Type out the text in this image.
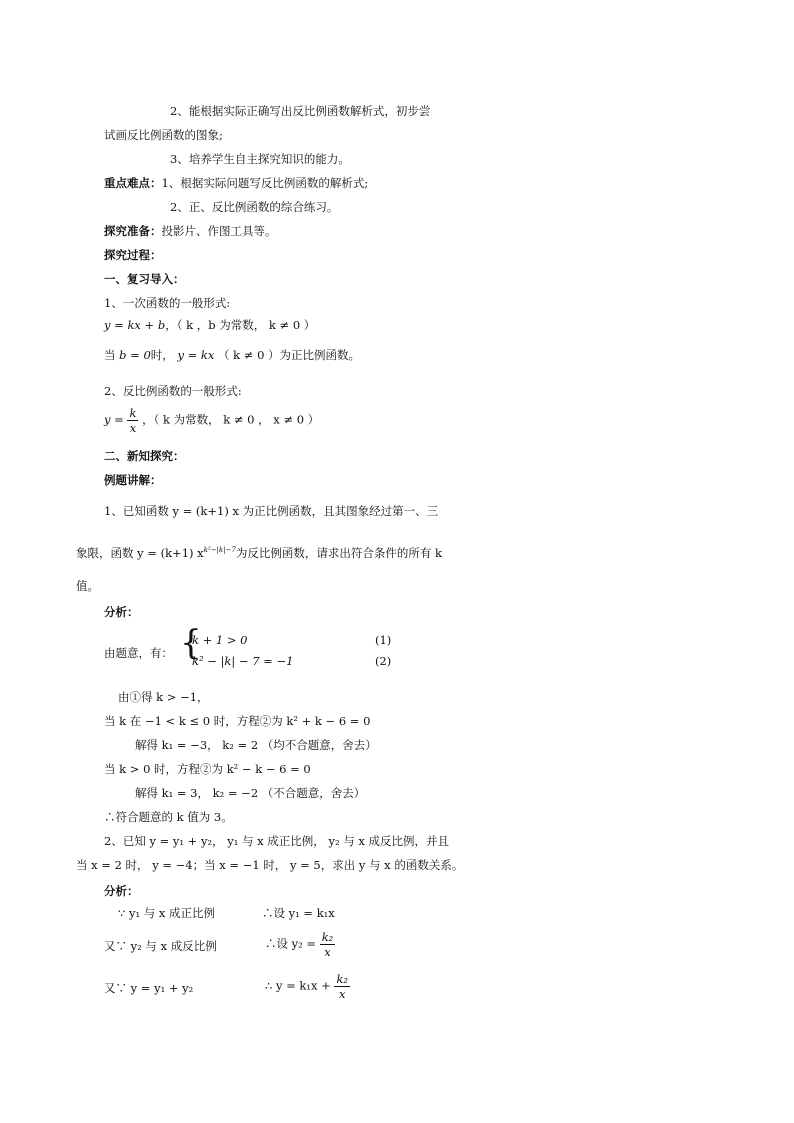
2、能根据实际正确写出反比例函数解析式，初步尝
试画反比例函数的图象;
3、培养学生自主探究知识的能力。
重点难点：1、根据实际问题写反比例函数的解析式;
2、正、反比例函数的综合练习。
探究准备：投影片、作图工具等。
探究过程：
一、复习导入：
1、一次函数的一般形式:
y = kx + b，（ k ，b 为常数， k ≠ 0 ）
当 b = 0时， y = kx （ k ≠ 0 ）为正比例函数。
2、反比例函数的一般形式:
$y = \frac{k}{x}$ ，（ k 为常数， k ≠ 0 ， x ≠ 0 ）
二、新知探究：
例题讲解：
1、已知函数 y = (k+1) x 为正比例函数，且其图象经过第一、三
象限，函数 y = (k+1) $x^{k^2-|k|-7}$为反比例函数，请求出符合条件的所有 k
值。
分析：
由题意，有： {
k + 1 > 0
k² − |k| − 7 = −1
(1)
(2)
由①得 k > −1，
当 k 在 −1 < k ≤ 0 时，方程②为 k² + k − 6 = 0
解得 k₁ = −3， k₂ = 2 （均不合题意，舍去）
当 k > 0 时，方程②为 k² − k − 6 = 0
解得 k₁ = 3， k₂ = −2 （不合题意，舍去）
∴符合题意的 k 值为 3。
2、已知 y = y₁ + y₂， y₁ 与 x 成正比例， y₂ 与 x 成反比例，并且
当 x = 2 时， y = −4；当 x = −1 时， y = 5，求出 y 与 x 的函数关系。
分析：
∵ y₁ 与 x 成正比例	∴设 y₁ = k₁x
又∵ y₂ 与 x 成反比例	∴设 $y_2 = \frac{\text{k₂}}{x}$
又∵ y = y₁ + y₂	∴ $y = k_1x + \frac{\text{k₂}}{x}$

::::::::

** TASK GOAL **
Each entry must be retyped word for word, with every image omitted.

** THE RESULT **
Type out the text in this image.
2、能根据实际正确写出反比例函数解析式，初步尝
试画反比例函数的图象;
3、培养学生自主探究知识的能力。
重点难点：1、根据实际问题写反比例函数的解析式;
2、正、反比例函数的综合练习。
探究准备：投影片、作图工具等。
探究过程：
一、复习导入：
1、一次函数的一般形式:
y = kx + b，（ k ，b 为常数， k ≠ 0 ）
当 b = 0时， y = kx （ k ≠ 0 ）为正比例函数。
2、反比例函数的一般形式:
$y = \frac{k}{x}$ ，（ k 为常数， k ≠ 0 ， x ≠ 0 ）
二、新知探究：
例题讲解：
1、已知函数 y = (k+1) x 为正比例函数，且其图象经过第一、三
象限，函数 y = (k+1) $x^{k^2-|k|-7}$为反比例函数，请求出符合条件的所有 k
值。
分析：
由题意，有： {
k + 1 > 0
k² − |k| − 7 = −1
(1)
(2)
由①得 k > −1，
当 k 在 −1 < k ≤ 0 时，方程②为 k² + k − 6 = 0
解得 k₁ = −3， k₂ = 2 （均不合题意，舍去）
当 k > 0 时，方程②为 k² − k − 6 = 0
解得 k₁ = 3， k₂ = −2 （不合题意，舍去）
∴符合题意的 k 值为 3。
2、已知 y = y₁ + y₂， y₁ 与 x 成正比例， y₂ 与 x 成反比例，并且
当 x = 2 时， y = −4；当 x = −1 时， y = 5，求出 y 与 x 的函数关系。
分析：
∵ y₁ 与 x 成正比例	∴设 y₁ = k₁x
又∵ y₂ 与 x 成反比例	∴设 $y_2 = \frac{\text{k₂}}{x}$
又∵ y = y₁ + y₂	∴ $y = k_1x + \frac{\text{k₂}}{x}$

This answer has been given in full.